● **Written request**:
Your task is to repeat all of the data exactly while excluding the pictures.

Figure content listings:
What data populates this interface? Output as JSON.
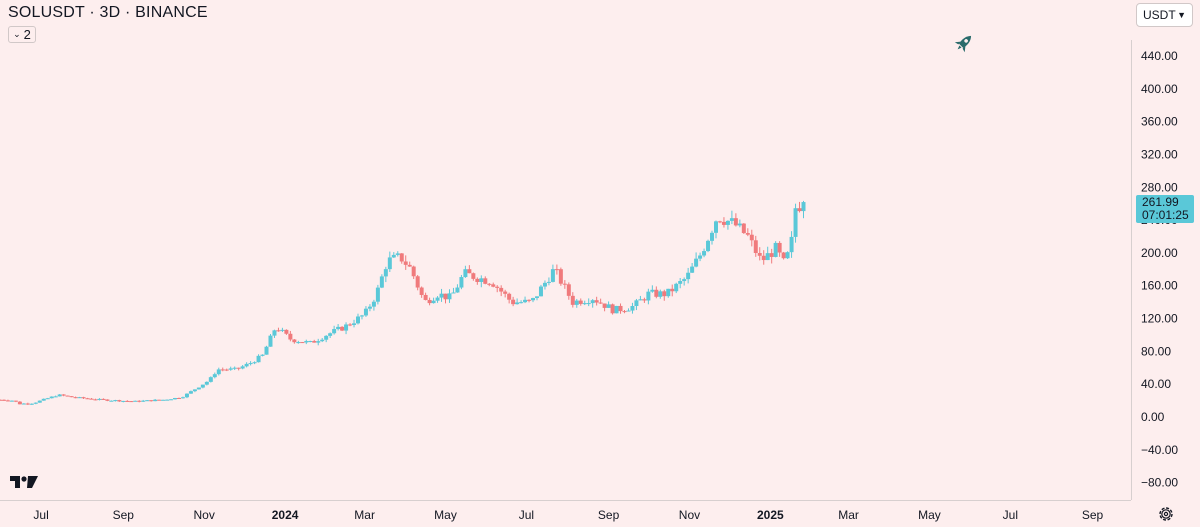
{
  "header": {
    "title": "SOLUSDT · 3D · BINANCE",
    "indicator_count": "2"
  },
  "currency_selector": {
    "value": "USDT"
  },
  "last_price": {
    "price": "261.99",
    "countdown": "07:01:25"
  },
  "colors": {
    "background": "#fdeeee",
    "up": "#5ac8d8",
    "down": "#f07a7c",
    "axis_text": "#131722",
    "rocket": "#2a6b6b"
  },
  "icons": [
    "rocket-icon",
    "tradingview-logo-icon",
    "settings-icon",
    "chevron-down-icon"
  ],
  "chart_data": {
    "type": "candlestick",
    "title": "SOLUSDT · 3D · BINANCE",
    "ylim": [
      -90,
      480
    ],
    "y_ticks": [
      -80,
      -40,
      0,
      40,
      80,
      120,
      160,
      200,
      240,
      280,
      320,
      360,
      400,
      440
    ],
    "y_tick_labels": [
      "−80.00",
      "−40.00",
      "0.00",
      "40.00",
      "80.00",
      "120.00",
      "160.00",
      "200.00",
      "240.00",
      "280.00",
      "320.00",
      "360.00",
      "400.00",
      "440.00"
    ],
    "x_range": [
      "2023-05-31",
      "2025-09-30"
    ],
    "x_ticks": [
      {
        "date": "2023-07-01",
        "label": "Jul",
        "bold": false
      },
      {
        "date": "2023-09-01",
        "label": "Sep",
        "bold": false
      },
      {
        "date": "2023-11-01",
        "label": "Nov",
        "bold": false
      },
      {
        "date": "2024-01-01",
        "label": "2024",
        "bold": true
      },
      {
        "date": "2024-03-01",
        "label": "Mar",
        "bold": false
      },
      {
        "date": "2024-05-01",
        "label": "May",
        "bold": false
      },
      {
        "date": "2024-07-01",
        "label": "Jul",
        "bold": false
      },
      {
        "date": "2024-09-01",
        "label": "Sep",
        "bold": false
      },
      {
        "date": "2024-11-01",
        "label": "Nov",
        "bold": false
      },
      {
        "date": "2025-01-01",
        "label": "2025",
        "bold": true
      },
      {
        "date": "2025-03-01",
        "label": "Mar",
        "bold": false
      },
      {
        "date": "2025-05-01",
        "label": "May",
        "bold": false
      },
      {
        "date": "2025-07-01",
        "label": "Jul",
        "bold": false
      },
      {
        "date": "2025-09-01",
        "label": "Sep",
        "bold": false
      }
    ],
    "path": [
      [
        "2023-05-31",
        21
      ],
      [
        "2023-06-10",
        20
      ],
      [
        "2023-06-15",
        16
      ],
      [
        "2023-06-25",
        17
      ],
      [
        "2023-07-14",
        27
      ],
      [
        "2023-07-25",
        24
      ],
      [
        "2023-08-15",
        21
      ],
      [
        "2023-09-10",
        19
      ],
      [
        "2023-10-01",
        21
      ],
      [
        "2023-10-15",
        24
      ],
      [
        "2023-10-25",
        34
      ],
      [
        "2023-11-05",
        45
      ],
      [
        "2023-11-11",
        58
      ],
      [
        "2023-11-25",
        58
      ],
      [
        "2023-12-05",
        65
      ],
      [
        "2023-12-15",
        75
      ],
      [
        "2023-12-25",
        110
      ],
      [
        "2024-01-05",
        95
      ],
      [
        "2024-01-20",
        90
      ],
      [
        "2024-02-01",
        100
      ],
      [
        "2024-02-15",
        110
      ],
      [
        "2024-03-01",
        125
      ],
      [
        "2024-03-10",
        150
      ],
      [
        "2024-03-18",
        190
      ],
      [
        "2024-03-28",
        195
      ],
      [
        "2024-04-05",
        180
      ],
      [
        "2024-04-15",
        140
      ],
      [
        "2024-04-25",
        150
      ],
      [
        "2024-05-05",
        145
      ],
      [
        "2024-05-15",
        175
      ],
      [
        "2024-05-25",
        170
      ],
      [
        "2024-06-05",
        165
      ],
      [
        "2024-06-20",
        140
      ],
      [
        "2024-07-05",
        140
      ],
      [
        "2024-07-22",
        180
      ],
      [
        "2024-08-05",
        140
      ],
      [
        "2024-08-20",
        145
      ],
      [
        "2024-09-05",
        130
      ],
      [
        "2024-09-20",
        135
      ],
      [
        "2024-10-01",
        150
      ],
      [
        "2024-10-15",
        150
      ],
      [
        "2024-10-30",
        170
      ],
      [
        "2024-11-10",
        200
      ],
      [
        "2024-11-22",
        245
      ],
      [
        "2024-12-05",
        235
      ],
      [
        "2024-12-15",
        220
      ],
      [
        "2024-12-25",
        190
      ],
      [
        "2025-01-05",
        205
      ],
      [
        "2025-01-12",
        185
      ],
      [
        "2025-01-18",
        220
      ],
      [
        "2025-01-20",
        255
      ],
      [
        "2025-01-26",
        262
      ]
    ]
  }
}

● **Solution to the exercise**:
What data populates this interface? Output as JSON.
{
  "header": {
    "title": "SOLUSDT · 3D · BINANCE",
    "indicator_count": "2"
  },
  "currency_selector": {
    "value": "USDT"
  },
  "last_price": {
    "price": "261.99",
    "countdown": "07:01:25"
  },
  "colors": {
    "background": "#fdeeee",
    "up": "#5ac8d8",
    "down": "#f07a7c",
    "axis_text": "#131722",
    "rocket": "#2a6b6b"
  },
  "icons": [
    "rocket-icon",
    "tradingview-logo-icon",
    "settings-icon",
    "chevron-down-icon"
  ],
  "chart_data": {
    "type": "candlestick",
    "title": "SOLUSDT · 3D · BINANCE",
    "ylim": [
      -90,
      480
    ],
    "y_ticks": [
      -80,
      -40,
      0,
      40,
      80,
      120,
      160,
      200,
      240,
      280,
      320,
      360,
      400,
      440
    ],
    "y_tick_labels": [
      "−80.00",
      "−40.00",
      "0.00",
      "40.00",
      "80.00",
      "120.00",
      "160.00",
      "200.00",
      "240.00",
      "280.00",
      "320.00",
      "360.00",
      "400.00",
      "440.00"
    ],
    "x_range": [
      "2023-05-31",
      "2025-09-30"
    ],
    "x_ticks": [
      {
        "date": "2023-07-01",
        "label": "Jul",
        "bold": false
      },
      {
        "date": "2023-09-01",
        "label": "Sep",
        "bold": false
      },
      {
        "date": "2023-11-01",
        "label": "Nov",
        "bold": false
      },
      {
        "date": "2024-01-01",
        "label": "2024",
        "bold": true
      },
      {
        "date": "2024-03-01",
        "label": "Mar",
        "bold": false
      },
      {
        "date": "2024-05-01",
        "label": "May",
        "bold": false
      },
      {
        "date": "2024-07-01",
        "label": "Jul",
        "bold": false
      },
      {
        "date": "2024-09-01",
        "label": "Sep",
        "bold": false
      },
      {
        "date": "2024-11-01",
        "label": "Nov",
        "bold": false
      },
      {
        "date": "2025-01-01",
        "label": "2025",
        "bold": true
      },
      {
        "date": "2025-03-01",
        "label": "Mar",
        "bold": false
      },
      {
        "date": "2025-05-01",
        "label": "May",
        "bold": false
      },
      {
        "date": "2025-07-01",
        "label": "Jul",
        "bold": false
      },
      {
        "date": "2025-09-01",
        "label": "Sep",
        "bold": false
      }
    ],
    "path": [
      [
        "2023-05-31",
        21
      ],
      [
        "2023-06-10",
        20
      ],
      [
        "2023-06-15",
        16
      ],
      [
        "2023-06-25",
        17
      ],
      [
        "2023-07-14",
        27
      ],
      [
        "2023-07-25",
        24
      ],
      [
        "2023-08-15",
        21
      ],
      [
        "2023-09-10",
        19
      ],
      [
        "2023-10-01",
        21
      ],
      [
        "2023-10-15",
        24
      ],
      [
        "2023-10-25",
        34
      ],
      [
        "2023-11-05",
        45
      ],
      [
        "2023-11-11",
        58
      ],
      [
        "2023-11-25",
        58
      ],
      [
        "2023-12-05",
        65
      ],
      [
        "2023-12-15",
        75
      ],
      [
        "2023-12-25",
        110
      ],
      [
        "2024-01-05",
        95
      ],
      [
        "2024-01-20",
        90
      ],
      [
        "2024-02-01",
        100
      ],
      [
        "2024-02-15",
        110
      ],
      [
        "2024-03-01",
        125
      ],
      [
        "2024-03-10",
        150
      ],
      [
        "2024-03-18",
        190
      ],
      [
        "2024-03-28",
        195
      ],
      [
        "2024-04-05",
        180
      ],
      [
        "2024-04-15",
        140
      ],
      [
        "2024-04-25",
        150
      ],
      [
        "2024-05-05",
        145
      ],
      [
        "2024-05-15",
        175
      ],
      [
        "2024-05-25",
        170
      ],
      [
        "2024-06-05",
        165
      ],
      [
        "2024-06-20",
        140
      ],
      [
        "2024-07-05",
        140
      ],
      [
        "2024-07-22",
        180
      ],
      [
        "2024-08-05",
        140
      ],
      [
        "2024-08-20",
        145
      ],
      [
        "2024-09-05",
        130
      ],
      [
        "2024-09-20",
        135
      ],
      [
        "2024-10-01",
        150
      ],
      [
        "2024-10-15",
        150
      ],
      [
        "2024-10-30",
        170
      ],
      [
        "2024-11-10",
        200
      ],
      [
        "2024-11-22",
        245
      ],
      [
        "2024-12-05",
        235
      ],
      [
        "2024-12-15",
        220
      ],
      [
        "2024-12-25",
        190
      ],
      [
        "2025-01-05",
        205
      ],
      [
        "2025-01-12",
        185
      ],
      [
        "2025-01-18",
        220
      ],
      [
        "2025-01-20",
        255
      ],
      [
        "2025-01-26",
        262
      ]
    ]
  }
}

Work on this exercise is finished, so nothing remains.